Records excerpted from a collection
------------

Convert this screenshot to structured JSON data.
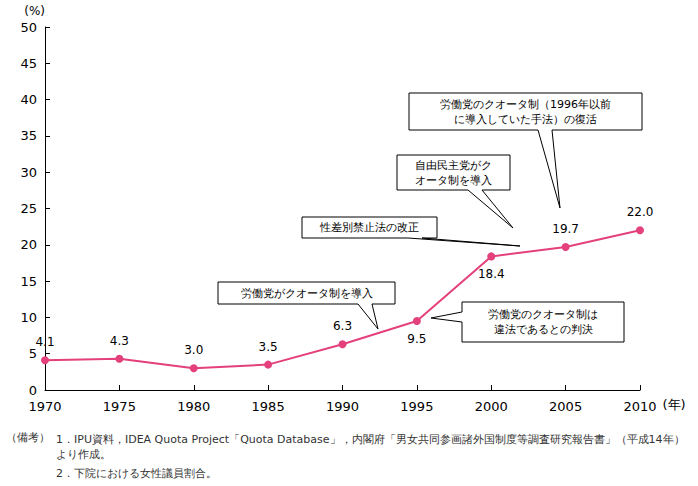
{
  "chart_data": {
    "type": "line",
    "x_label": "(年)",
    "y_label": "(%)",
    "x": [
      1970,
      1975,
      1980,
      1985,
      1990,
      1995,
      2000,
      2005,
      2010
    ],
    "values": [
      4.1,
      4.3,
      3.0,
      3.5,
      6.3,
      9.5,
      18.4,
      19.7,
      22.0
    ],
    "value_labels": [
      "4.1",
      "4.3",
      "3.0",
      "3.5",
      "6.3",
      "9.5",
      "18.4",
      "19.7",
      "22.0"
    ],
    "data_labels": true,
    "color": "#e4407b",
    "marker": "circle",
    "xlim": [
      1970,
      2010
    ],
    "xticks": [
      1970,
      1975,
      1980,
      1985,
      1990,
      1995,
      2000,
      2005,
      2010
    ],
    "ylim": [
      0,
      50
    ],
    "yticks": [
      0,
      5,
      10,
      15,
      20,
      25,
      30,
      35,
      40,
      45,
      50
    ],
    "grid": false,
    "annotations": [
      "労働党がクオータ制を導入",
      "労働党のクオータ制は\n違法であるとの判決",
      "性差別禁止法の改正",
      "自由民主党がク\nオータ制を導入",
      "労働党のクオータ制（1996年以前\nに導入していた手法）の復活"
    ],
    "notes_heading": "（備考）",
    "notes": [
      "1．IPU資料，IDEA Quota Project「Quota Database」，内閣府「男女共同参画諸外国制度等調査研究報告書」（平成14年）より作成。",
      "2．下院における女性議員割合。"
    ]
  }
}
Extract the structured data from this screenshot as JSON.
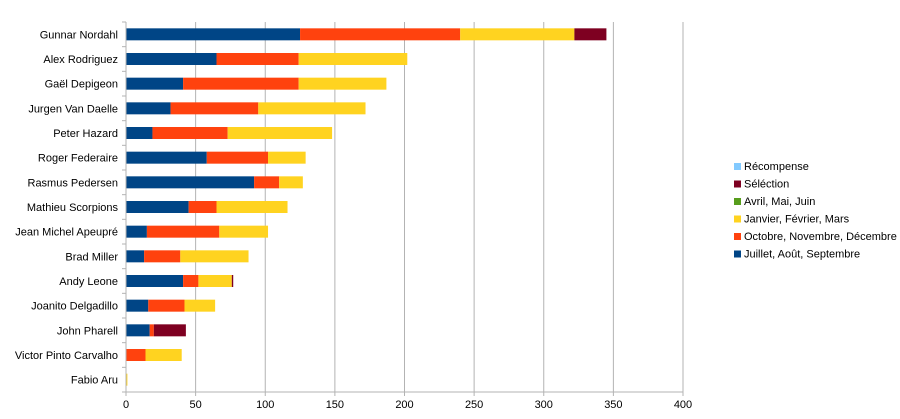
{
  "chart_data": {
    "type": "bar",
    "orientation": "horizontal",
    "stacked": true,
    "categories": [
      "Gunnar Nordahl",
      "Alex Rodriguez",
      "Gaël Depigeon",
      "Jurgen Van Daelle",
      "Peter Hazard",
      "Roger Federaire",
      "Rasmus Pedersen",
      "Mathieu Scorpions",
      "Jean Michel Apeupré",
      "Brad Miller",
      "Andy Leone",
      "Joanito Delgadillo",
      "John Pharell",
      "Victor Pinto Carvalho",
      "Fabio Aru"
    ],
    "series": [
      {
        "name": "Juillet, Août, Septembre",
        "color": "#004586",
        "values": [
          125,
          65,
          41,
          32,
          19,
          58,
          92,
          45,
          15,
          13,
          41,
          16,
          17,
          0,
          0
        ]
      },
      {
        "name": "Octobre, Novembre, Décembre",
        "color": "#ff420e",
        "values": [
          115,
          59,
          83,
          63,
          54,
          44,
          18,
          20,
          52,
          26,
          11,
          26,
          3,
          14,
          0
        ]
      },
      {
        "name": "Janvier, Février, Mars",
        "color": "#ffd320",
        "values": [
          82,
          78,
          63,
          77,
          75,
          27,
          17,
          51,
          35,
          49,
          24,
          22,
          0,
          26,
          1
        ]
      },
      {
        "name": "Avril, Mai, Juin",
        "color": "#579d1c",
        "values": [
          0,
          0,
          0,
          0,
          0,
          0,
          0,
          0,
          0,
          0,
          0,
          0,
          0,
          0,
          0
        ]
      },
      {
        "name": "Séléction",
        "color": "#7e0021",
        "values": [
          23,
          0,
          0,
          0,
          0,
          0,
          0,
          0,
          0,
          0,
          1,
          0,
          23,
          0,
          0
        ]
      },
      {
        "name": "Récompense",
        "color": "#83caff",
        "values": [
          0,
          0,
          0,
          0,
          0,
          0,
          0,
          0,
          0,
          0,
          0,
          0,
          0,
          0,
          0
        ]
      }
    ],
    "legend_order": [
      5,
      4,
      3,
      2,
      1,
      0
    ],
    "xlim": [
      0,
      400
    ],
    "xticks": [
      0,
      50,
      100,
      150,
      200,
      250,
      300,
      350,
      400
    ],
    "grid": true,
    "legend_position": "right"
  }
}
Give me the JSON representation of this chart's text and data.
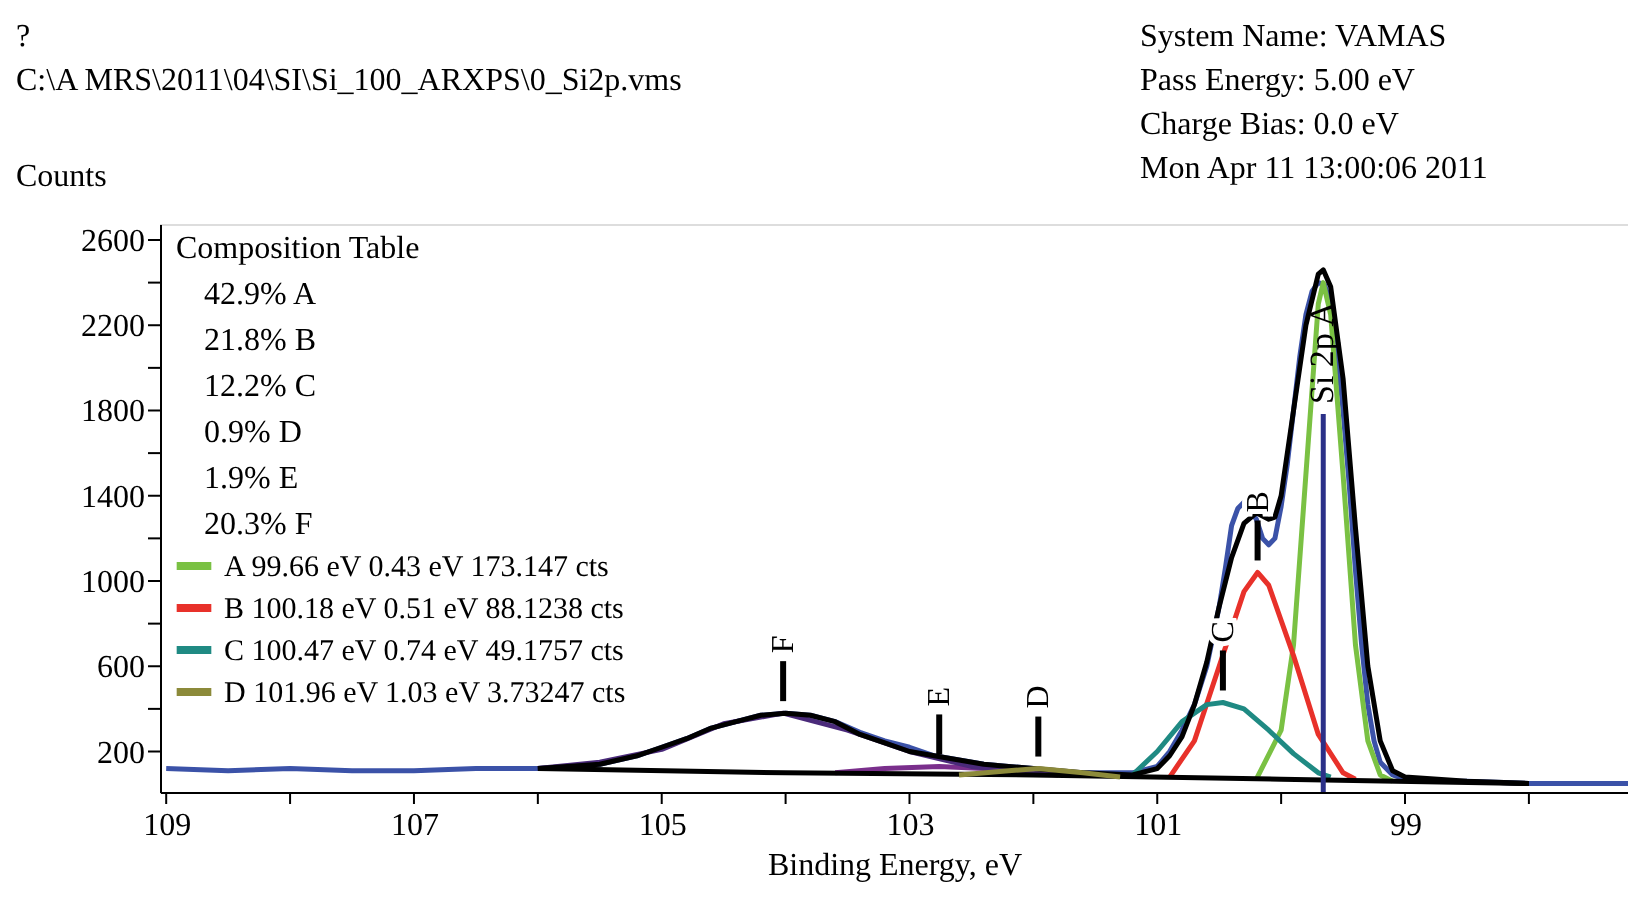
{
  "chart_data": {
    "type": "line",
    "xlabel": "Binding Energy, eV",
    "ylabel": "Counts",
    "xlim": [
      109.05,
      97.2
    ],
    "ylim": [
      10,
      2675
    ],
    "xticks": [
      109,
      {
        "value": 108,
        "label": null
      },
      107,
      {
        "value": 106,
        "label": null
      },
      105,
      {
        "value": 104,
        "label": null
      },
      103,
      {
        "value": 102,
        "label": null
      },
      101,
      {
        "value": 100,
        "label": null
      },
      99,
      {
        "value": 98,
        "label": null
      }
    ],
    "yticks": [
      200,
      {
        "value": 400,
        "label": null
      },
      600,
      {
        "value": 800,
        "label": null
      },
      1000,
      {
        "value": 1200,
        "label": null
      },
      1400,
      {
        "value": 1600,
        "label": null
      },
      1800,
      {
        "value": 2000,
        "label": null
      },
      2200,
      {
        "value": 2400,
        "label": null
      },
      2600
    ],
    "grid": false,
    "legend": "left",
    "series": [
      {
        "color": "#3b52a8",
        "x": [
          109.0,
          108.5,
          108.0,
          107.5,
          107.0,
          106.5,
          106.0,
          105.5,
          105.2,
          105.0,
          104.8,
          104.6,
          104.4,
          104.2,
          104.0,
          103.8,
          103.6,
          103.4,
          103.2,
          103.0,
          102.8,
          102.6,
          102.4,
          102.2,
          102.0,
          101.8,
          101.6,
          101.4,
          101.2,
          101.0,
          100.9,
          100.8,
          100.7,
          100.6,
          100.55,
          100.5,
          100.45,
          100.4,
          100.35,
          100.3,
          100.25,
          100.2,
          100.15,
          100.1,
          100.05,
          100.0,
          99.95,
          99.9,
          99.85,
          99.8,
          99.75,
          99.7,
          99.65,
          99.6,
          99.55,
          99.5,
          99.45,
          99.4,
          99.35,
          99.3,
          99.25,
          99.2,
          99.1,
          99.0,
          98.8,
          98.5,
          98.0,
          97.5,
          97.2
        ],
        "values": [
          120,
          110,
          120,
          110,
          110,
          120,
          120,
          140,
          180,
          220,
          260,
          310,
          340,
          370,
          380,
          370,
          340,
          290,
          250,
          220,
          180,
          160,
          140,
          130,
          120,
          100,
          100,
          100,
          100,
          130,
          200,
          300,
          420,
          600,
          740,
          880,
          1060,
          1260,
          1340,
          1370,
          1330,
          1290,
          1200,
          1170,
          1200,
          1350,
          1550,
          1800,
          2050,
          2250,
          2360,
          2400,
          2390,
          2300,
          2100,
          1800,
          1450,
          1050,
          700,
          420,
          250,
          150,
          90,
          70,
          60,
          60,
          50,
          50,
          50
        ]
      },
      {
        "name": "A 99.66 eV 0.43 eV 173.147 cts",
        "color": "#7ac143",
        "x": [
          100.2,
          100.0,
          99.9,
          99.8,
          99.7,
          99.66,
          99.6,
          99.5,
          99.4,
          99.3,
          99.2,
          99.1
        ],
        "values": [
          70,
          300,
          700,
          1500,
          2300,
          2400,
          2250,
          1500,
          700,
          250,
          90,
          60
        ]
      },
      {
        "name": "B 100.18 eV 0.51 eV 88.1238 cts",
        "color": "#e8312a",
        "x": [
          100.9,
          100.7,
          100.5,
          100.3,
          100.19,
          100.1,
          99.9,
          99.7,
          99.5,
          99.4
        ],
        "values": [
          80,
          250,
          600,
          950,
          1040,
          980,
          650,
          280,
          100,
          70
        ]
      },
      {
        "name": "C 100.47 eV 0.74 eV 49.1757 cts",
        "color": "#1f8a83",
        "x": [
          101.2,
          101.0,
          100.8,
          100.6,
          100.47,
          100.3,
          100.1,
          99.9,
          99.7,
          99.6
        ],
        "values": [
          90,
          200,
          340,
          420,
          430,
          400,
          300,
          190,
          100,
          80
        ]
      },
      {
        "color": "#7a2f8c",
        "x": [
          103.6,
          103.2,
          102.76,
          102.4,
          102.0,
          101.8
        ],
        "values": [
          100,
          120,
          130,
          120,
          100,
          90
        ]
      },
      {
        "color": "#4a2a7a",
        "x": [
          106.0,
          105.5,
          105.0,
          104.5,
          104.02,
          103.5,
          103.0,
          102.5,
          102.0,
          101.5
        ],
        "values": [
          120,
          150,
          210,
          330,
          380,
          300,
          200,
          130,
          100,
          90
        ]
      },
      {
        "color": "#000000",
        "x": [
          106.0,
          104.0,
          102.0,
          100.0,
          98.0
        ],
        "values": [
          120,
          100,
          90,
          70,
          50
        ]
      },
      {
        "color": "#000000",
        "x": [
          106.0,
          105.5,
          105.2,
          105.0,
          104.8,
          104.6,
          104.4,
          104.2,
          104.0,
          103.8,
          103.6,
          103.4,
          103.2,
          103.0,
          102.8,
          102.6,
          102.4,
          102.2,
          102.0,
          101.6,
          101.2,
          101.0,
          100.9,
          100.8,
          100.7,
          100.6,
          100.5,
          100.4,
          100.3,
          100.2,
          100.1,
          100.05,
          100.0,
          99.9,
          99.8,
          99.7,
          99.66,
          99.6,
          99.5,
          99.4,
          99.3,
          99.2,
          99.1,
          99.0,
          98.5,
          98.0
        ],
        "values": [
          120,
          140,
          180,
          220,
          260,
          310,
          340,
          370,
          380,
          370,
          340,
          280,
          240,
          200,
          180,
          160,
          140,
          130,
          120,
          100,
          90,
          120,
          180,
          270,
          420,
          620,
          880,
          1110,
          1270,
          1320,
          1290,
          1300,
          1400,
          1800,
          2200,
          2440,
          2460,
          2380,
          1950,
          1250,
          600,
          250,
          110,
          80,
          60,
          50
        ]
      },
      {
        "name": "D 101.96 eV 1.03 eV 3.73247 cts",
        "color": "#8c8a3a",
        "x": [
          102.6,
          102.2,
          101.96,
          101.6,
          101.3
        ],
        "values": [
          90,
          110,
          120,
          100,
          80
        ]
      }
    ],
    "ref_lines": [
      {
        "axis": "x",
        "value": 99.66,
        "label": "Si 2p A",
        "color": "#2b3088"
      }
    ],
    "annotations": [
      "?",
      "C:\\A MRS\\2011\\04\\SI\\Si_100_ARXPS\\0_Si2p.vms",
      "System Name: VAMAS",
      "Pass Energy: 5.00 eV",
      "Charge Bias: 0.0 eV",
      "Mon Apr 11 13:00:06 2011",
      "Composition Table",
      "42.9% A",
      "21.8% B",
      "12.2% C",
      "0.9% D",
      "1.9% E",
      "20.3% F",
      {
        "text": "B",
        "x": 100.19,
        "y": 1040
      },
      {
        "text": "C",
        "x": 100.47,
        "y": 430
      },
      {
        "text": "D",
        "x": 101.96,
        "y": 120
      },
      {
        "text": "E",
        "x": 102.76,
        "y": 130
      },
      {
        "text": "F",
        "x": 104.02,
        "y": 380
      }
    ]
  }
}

------------

#### [WHAT TO DO]
Pull out each line of the entries that contains "Energy".

#### [WRITTEN SOLUTION]
    "xlabel": "Binding Energy, eV",
      "Pass Energy: 5.00 eV",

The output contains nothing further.